» **Required work**
Every line below that contains "数据开放技术创新" is to be copied.

----------------

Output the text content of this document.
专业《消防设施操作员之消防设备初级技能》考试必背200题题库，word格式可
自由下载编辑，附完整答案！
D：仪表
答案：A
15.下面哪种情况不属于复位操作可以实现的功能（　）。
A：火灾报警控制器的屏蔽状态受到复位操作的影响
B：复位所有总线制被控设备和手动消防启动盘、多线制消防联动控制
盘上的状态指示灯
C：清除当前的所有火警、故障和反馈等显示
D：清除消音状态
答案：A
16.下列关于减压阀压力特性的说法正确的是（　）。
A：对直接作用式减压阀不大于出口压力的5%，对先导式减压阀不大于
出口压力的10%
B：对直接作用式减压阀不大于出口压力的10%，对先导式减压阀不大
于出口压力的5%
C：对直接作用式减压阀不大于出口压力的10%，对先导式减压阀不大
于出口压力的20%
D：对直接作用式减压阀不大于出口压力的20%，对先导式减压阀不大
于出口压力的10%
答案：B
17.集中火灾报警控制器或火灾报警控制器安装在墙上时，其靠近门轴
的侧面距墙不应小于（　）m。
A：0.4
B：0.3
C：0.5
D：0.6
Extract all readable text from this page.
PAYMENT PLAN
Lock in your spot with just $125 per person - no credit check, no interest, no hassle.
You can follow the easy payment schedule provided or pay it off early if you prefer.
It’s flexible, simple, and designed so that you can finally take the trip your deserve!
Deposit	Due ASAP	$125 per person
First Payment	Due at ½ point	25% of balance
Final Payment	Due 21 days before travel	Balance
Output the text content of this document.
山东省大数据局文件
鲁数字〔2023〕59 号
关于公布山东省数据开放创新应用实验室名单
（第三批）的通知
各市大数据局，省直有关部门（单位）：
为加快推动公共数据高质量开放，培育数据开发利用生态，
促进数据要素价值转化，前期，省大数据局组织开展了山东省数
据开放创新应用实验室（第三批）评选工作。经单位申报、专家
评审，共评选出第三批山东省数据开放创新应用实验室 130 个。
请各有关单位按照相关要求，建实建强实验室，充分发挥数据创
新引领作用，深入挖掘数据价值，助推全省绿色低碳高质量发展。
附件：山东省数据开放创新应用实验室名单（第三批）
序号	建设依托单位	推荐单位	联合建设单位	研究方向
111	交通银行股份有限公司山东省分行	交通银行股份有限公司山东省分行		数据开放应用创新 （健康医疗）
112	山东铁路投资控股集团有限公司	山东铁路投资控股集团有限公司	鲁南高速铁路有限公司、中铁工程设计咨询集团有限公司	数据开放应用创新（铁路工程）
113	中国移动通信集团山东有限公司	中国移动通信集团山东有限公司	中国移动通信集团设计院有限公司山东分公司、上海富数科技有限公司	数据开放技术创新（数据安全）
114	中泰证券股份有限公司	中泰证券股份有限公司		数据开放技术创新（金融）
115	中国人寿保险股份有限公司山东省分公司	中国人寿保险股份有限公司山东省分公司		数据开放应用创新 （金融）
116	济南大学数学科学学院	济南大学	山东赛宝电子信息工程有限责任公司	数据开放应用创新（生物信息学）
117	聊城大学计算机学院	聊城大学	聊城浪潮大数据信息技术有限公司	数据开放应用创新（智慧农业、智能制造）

----------------

» **Solution**
113	中国移动通信集团山东有限公司	中国移动通信集团山东有限公司	中国移动通信集团设计院有限公司山东分公司、上海富数科技有限公司	数据开放技术创新（数据安全）
114	中泰证券股份有限公司	中泰证券股份有限公司		数据开放技术创新（金融）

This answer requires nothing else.